Task objective →
Give the data below again exactly as written, without its pictures.
▬▬▬▬▬▬
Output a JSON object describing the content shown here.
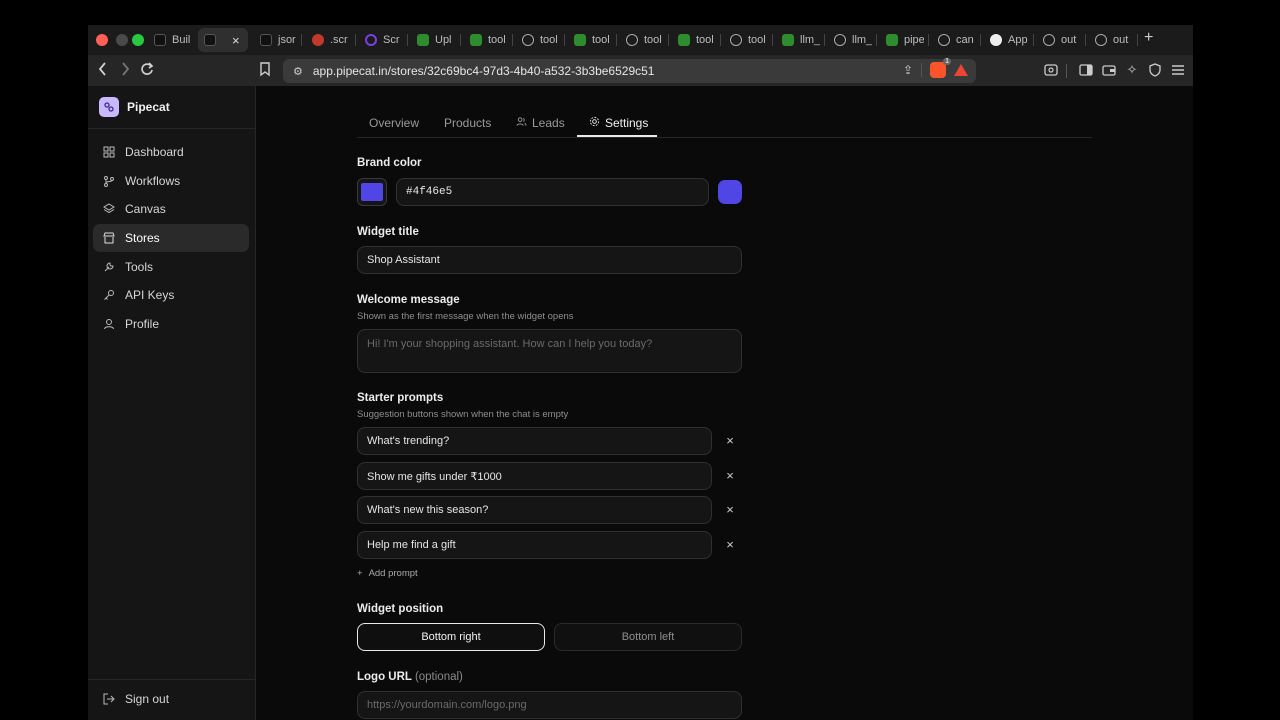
{
  "browser": {
    "tabs": [
      {
        "label": "Buil",
        "icon": "app-icon"
      },
      {
        "label": "",
        "icon": "app-icon",
        "active": true
      },
      {
        "label": "jsor",
        "icon": "app-icon"
      },
      {
        "label": ".scr",
        "icon": "record-icon"
      },
      {
        "label": "Scr",
        "icon": "circle-icon"
      },
      {
        "label": "Upl",
        "icon": "doc-icon"
      },
      {
        "label": "tool",
        "icon": "doc-icon"
      },
      {
        "label": "tool",
        "icon": "globe-icon"
      },
      {
        "label": "tool",
        "icon": "doc-icon"
      },
      {
        "label": "tool",
        "icon": "globe-icon"
      },
      {
        "label": "tool",
        "icon": "doc-icon"
      },
      {
        "label": "tool",
        "icon": "globe-icon"
      },
      {
        "label": "llm_",
        "icon": "doc-icon"
      },
      {
        "label": "llm_",
        "icon": "globe-icon"
      },
      {
        "label": "pipe",
        "icon": "doc-icon"
      },
      {
        "label": "can",
        "icon": "globe-icon"
      },
      {
        "label": "App",
        "icon": "openai-icon"
      },
      {
        "label": "out",
        "icon": "globe-icon"
      },
      {
        "label": "out",
        "icon": "globe-icon"
      }
    ],
    "close_glyph": "×",
    "newtab_glyph": "+",
    "url": "app.pipecat.in/stores/32c69bc4-97d3-4b40-a532-3b3be6529c51",
    "brave_badge": "1"
  },
  "sidebar": {
    "brand": "Pipecat",
    "items": [
      {
        "label": "Dashboard",
        "icon": "grid-icon"
      },
      {
        "label": "Workflows",
        "icon": "branch-icon"
      },
      {
        "label": "Canvas",
        "icon": "layers-icon"
      },
      {
        "label": "Stores",
        "icon": "store-icon",
        "active": true
      },
      {
        "label": "Tools",
        "icon": "wrench-icon"
      },
      {
        "label": "API Keys",
        "icon": "key-icon"
      },
      {
        "label": "Profile",
        "icon": "user-icon"
      }
    ],
    "sign_out": "Sign out"
  },
  "page_tabs": {
    "overview": "Overview",
    "products": "Products",
    "leads": "Leads",
    "settings": "Settings",
    "active": "Settings"
  },
  "settings": {
    "brand_color": {
      "label": "Brand color",
      "value": "#4f46e5",
      "color": "#4f46e5"
    },
    "widget_title": {
      "label": "Widget title",
      "value": "Shop Assistant"
    },
    "welcome_message": {
      "label": "Welcome message",
      "hint": "Shown as the first message when the widget opens",
      "placeholder": "Hi! I'm your shopping assistant. How can I help you today?"
    },
    "starter_prompts": {
      "label": "Starter prompts",
      "hint": "Suggestion buttons shown when the chat is empty",
      "items": [
        "What's trending?",
        "Show me gifts under ₹1000",
        "What's new this season?",
        "Help me find a gift"
      ],
      "add_label": "Add prompt",
      "remove_glyph": "×"
    },
    "widget_position": {
      "label": "Widget position",
      "options": [
        "Bottom right",
        "Bottom left"
      ],
      "selected": "Bottom right"
    },
    "logo_url": {
      "label": "Logo URL",
      "optional": "(optional)",
      "placeholder": "https://yourdomain.com/logo.png"
    }
  }
}
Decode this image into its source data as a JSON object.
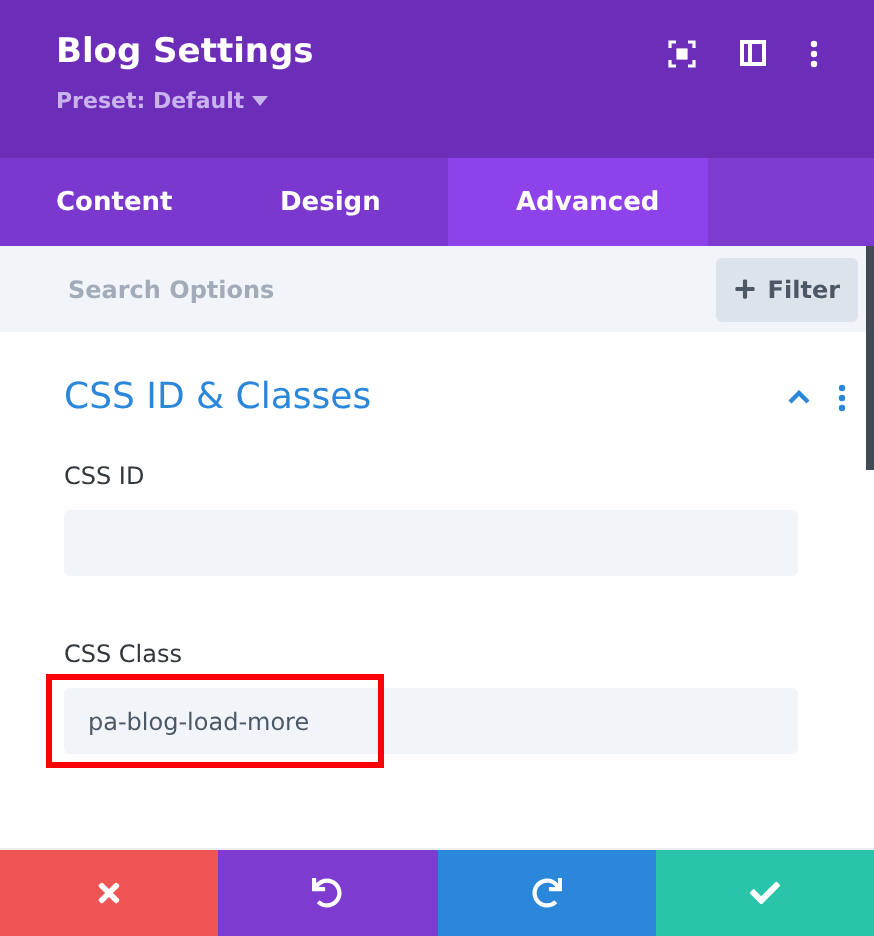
{
  "header": {
    "title": "Blog Settings",
    "preset": "Preset: Default"
  },
  "tabs": [
    {
      "label": "Content",
      "selected": false
    },
    {
      "label": "Design",
      "selected": false
    },
    {
      "label": "Advanced",
      "selected": true
    }
  ],
  "search": {
    "placeholder": "Search Options",
    "filter_label": "Filter"
  },
  "section": {
    "title": "CSS ID & Classes",
    "expanded": true
  },
  "fields": [
    {
      "label": "CSS ID",
      "highlighted": false
    },
    {
      "label": "CSS Class",
      "value": "pa-blog-load-more",
      "highlighted": true
    }
  ],
  "footer_buttons": [
    {
      "kind": "cancel",
      "color": "#ef5555"
    },
    {
      "kind": "undo",
      "color": "#7d3bcf"
    },
    {
      "kind": "redo",
      "color": "#2b87da"
    },
    {
      "kind": "save",
      "color": "#29c4a9"
    }
  ]
}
▬▬▬▬▬▬
Answer for the task →
Output a JSON object describing the content shown here.
{
  "browser": {
    "tabs": [
      {
        "label": "Buil",
        "icon": "app-icon"
      },
      {
        "label": "",
        "icon": "app-icon",
        "active": true
      },
      {
        "label": "jsor",
        "icon": "app-icon"
      },
      {
        "label": ".scr",
        "icon": "record-icon"
      },
      {
        "label": "Scr",
        "icon": "circle-icon"
      },
      {
        "label": "Upl",
        "icon": "doc-icon"
      },
      {
        "label": "tool",
        "icon": "doc-icon"
      },
      {
        "label": "tool",
        "icon": "globe-icon"
      },
      {
        "label": "tool",
        "icon": "doc-icon"
      },
      {
        "label": "tool",
        "icon": "globe-icon"
      },
      {
        "label": "tool",
        "icon": "doc-icon"
      },
      {
        "label": "tool",
        "icon": "globe-icon"
      },
      {
        "label": "llm_",
        "icon": "doc-icon"
      },
      {
        "label": "llm_",
        "icon": "globe-icon"
      },
      {
        "label": "pipe",
        "icon": "doc-icon"
      },
      {
        "label": "can",
        "icon": "globe-icon"
      },
      {
        "label": "App",
        "icon": "openai-icon"
      },
      {
        "label": "out",
        "icon": "globe-icon"
      },
      {
        "label": "out",
        "icon": "globe-icon"
      }
    ],
    "close_glyph": "×",
    "newtab_glyph": "+",
    "url": "app.pipecat.in/stores/32c69bc4-97d3-4b40-a532-3b3be6529c51",
    "brave_badge": "1"
  },
  "sidebar": {
    "brand": "Pipecat",
    "items": [
      {
        "label": "Dashboard",
        "icon": "grid-icon"
      },
      {
        "label": "Workflows",
        "icon": "branch-icon"
      },
      {
        "label": "Canvas",
        "icon": "layers-icon"
      },
      {
        "label": "Stores",
        "icon": "store-icon",
        "active": true
      },
      {
        "label": "Tools",
        "icon": "wrench-icon"
      },
      {
        "label": "API Keys",
        "icon": "key-icon"
      },
      {
        "label": "Profile",
        "icon": "user-icon"
      }
    ],
    "sign_out": "Sign out"
  },
  "page_tabs": {
    "overview": "Overview",
    "products": "Products",
    "leads": "Leads",
    "settings": "Settings",
    "active": "Settings"
  },
  "settings": {
    "brand_color": {
      "label": "Brand color",
      "value": "#4f46e5",
      "color": "#4f46e5"
    },
    "widget_title": {
      "label": "Widget title",
      "value": "Shop Assistant"
    },
    "welcome_message": {
      "label": "Welcome message",
      "hint": "Shown as the first message when the widget opens",
      "placeholder": "Hi! I'm your shopping assistant. How can I help you today?"
    },
    "starter_prompts": {
      "label": "Starter prompts",
      "hint": "Suggestion buttons shown when the chat is empty",
      "items": [
        "What's trending?",
        "Show me gifts under ₹1000",
        "What's new this season?",
        "Help me find a gift"
      ],
      "add_label": "Add prompt",
      "remove_glyph": "×"
    },
    "widget_position": {
      "label": "Widget position",
      "options": [
        "Bottom right",
        "Bottom left"
      ],
      "selected": "Bottom right"
    },
    "logo_url": {
      "label": "Logo URL",
      "optional": "(optional)",
      "placeholder": "https://yourdomain.com/logo.png"
    }
  }
}
Decode this image into its source data as a JSON object.
{
  "header": {
    "title": "Blog Settings",
    "preset": "Preset: Default"
  },
  "tabs": [
    {
      "label": "Content",
      "selected": false
    },
    {
      "label": "Design",
      "selected": false
    },
    {
      "label": "Advanced",
      "selected": true
    }
  ],
  "search": {
    "placeholder": "Search Options",
    "filter_label": "Filter"
  },
  "section": {
    "title": "CSS ID & Classes",
    "expanded": true
  },
  "fields": [
    {
      "label": "CSS ID",
      "highlighted": false
    },
    {
      "label": "CSS Class",
      "value": "pa-blog-load-more",
      "highlighted": true
    }
  ],
  "footer_buttons": [
    {
      "kind": "cancel",
      "color": "#ef5555"
    },
    {
      "kind": "undo",
      "color": "#7d3bcf"
    },
    {
      "kind": "redo",
      "color": "#2b87da"
    },
    {
      "kind": "save",
      "color": "#29c4a9"
    }
  ]
}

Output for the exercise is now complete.